#### [TEXTO DO EXERCÍCIO]
#####
A UNAIDS alerta que o corte no financiamento dos EUA pode custar vidas na África do Sul.

A diretora-geral da UNAIDS, Winnie Byanyima, alertou que a decisão dos EUA de retirar o financiamento para o combate ao HIV e à AIDS da África do Sul pode custar vidas e reverter anos de progresso na luta contra o vírus.

“Por favor, não retirem o dinheiro, porque isso significa tirar vidas”, disse ela a jornalistas antes de uma reunião da ONU sobre o HIV, instando Washington a considerar uma transição gradual.

Anteriormente, os Estados Unidos forneciam cerca de US$ 400 milhões por ano por meio do Plano de Emergência do Presidente para o Alívio da AIDS (PEPFAR), o que representava cerca de 17% do financiamento da resposta ao HIV na África do Sul.

A África do Sul tem mais de oito milhões de pessoas vivendo com HIV, o maior número do mundo.
#####
#### [DADOS]
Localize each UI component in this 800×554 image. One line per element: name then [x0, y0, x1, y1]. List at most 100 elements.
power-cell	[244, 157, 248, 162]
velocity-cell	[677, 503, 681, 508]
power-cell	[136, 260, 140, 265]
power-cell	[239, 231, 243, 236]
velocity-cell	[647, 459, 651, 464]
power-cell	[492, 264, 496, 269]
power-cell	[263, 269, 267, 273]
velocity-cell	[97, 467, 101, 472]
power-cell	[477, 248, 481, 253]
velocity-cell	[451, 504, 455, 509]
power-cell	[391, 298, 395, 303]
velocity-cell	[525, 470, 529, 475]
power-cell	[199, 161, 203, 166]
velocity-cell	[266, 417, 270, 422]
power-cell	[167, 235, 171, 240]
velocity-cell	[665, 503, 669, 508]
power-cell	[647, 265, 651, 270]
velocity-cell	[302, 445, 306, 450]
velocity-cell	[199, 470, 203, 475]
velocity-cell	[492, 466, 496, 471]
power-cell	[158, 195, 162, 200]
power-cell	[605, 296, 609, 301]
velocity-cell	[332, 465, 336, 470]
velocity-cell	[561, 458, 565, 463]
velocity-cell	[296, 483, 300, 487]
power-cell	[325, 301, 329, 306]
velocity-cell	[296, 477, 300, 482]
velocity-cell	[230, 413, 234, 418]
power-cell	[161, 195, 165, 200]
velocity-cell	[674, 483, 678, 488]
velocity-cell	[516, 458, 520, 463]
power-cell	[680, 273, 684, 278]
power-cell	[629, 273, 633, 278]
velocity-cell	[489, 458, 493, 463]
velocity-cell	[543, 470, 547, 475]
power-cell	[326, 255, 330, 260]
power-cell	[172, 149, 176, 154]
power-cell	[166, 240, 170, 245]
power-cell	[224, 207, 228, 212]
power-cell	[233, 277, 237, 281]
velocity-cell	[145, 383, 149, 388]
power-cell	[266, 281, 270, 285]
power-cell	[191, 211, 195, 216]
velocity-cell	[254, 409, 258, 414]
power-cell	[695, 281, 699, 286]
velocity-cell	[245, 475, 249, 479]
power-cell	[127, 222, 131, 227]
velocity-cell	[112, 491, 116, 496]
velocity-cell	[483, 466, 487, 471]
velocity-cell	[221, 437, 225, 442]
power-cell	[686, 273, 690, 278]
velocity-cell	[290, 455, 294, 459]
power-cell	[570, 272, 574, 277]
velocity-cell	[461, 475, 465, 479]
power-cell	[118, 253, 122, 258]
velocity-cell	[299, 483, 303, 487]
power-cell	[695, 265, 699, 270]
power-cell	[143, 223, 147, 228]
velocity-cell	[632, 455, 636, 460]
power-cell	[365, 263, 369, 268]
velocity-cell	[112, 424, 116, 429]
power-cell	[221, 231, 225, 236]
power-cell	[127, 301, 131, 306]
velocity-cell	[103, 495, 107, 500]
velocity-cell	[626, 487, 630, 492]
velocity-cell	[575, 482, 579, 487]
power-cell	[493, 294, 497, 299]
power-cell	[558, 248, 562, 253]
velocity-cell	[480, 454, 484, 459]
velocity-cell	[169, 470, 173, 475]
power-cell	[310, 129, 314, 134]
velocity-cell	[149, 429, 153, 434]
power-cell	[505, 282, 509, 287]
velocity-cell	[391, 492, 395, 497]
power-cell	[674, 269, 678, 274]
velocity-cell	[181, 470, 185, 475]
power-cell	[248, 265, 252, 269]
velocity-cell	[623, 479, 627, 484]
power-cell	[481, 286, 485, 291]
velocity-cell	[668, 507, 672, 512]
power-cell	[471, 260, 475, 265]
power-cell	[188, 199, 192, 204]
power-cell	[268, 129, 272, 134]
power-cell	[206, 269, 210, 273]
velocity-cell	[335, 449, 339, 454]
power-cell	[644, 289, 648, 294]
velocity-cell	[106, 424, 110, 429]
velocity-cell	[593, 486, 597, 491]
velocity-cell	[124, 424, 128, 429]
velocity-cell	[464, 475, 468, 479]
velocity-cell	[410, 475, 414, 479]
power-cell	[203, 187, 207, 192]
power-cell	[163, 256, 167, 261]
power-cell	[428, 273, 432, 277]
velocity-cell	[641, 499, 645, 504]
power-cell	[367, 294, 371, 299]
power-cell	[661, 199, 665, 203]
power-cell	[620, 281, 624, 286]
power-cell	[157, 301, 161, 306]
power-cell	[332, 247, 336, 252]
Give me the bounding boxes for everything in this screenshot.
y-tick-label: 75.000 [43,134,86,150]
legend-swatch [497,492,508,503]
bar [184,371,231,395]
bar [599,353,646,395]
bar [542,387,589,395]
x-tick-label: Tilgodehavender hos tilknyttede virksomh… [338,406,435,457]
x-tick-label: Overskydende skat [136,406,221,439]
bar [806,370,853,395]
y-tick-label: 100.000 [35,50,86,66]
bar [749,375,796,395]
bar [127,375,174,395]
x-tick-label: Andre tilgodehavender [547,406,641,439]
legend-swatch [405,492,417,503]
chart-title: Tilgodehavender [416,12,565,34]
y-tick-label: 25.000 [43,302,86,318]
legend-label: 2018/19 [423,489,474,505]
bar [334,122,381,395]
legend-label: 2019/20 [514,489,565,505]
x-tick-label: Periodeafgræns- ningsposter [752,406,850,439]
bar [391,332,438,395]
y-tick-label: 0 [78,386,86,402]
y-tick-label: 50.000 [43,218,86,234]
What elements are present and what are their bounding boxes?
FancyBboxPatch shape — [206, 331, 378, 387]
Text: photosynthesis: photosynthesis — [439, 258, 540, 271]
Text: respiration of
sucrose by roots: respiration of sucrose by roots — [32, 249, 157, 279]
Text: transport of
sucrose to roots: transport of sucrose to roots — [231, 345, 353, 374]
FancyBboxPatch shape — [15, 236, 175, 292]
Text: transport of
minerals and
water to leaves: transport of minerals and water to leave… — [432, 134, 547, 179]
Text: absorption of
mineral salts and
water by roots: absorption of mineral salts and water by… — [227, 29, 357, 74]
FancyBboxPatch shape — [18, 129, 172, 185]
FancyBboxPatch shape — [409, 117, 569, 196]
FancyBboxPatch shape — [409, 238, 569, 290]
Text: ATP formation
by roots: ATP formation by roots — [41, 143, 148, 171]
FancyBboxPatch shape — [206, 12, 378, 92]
#####
#### [EXPERIMENTE]
Responda com base no texto do exercício:
(a) Qual é o nome da diretora-geral da UNAIDS?
(b) Quanto os Estados Unidos forneciam por ano à África do Sul por meio do PEPFAR?
(c) Quantas pessoas vivem com HIV na África do Sul?

#### [RESULTADO DA TAREFA]
(a) Winnie Byanyima.
(b) Cerca de US$ 400 milhões por ano.
(c) Mais de oito milhões de pessoas.